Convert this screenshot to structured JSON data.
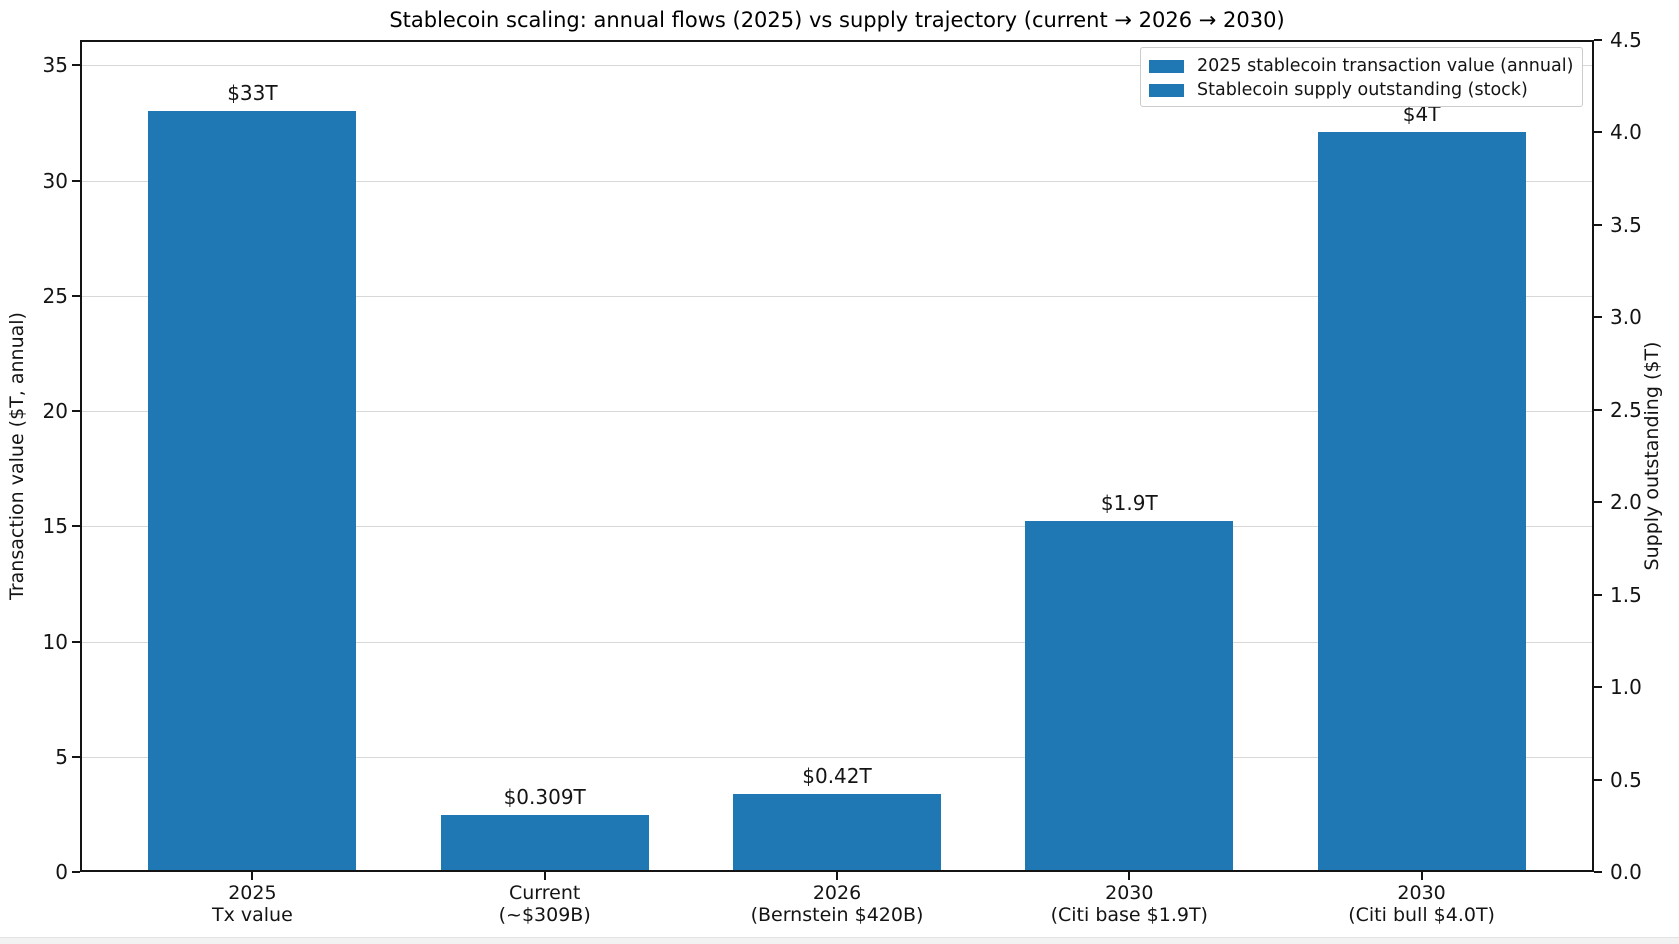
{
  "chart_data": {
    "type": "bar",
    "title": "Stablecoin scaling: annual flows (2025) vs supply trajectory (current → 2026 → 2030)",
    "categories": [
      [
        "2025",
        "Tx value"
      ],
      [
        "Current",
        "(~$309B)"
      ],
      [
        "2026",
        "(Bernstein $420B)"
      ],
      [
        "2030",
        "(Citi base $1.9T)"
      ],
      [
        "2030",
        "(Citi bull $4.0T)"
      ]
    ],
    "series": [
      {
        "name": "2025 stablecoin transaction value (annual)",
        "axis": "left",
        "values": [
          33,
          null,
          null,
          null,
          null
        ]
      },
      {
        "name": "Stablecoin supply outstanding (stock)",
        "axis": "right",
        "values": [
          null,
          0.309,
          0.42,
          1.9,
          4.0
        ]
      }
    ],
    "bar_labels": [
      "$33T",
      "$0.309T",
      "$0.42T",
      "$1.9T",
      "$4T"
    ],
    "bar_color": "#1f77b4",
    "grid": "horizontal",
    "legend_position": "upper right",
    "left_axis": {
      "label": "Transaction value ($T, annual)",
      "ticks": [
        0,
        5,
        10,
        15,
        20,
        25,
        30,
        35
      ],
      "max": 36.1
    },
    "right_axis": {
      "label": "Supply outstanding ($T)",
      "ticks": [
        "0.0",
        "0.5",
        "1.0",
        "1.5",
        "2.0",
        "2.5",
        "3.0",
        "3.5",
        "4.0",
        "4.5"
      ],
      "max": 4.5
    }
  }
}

To do
Restate the listing above word for word, and skip the pictures.

Right answer
Convert this screenshot to structured JSON data.
{
  "chart_data": {
    "type": "bar",
    "title": "Stablecoin scaling: annual flows (2025) vs supply trajectory (current → 2026 → 2030)",
    "categories": [
      [
        "2025",
        "Tx value"
      ],
      [
        "Current",
        "(~$309B)"
      ],
      [
        "2026",
        "(Bernstein $420B)"
      ],
      [
        "2030",
        "(Citi base $1.9T)"
      ],
      [
        "2030",
        "(Citi bull $4.0T)"
      ]
    ],
    "series": [
      {
        "name": "2025 stablecoin transaction value (annual)",
        "axis": "left",
        "values": [
          33,
          null,
          null,
          null,
          null
        ]
      },
      {
        "name": "Stablecoin supply outstanding (stock)",
        "axis": "right",
        "values": [
          null,
          0.309,
          0.42,
          1.9,
          4.0
        ]
      }
    ],
    "bar_labels": [
      "$33T",
      "$0.309T",
      "$0.42T",
      "$1.9T",
      "$4T"
    ],
    "bar_color": "#1f77b4",
    "grid": "horizontal",
    "legend_position": "upper right",
    "left_axis": {
      "label": "Transaction value ($T, annual)",
      "ticks": [
        0,
        5,
        10,
        15,
        20,
        25,
        30,
        35
      ],
      "max": 36.1
    },
    "right_axis": {
      "label": "Supply outstanding ($T)",
      "ticks": [
        "0.0",
        "0.5",
        "1.0",
        "1.5",
        "2.0",
        "2.5",
        "3.0",
        "3.5",
        "4.0",
        "4.5"
      ],
      "max": 4.5
    }
  }
}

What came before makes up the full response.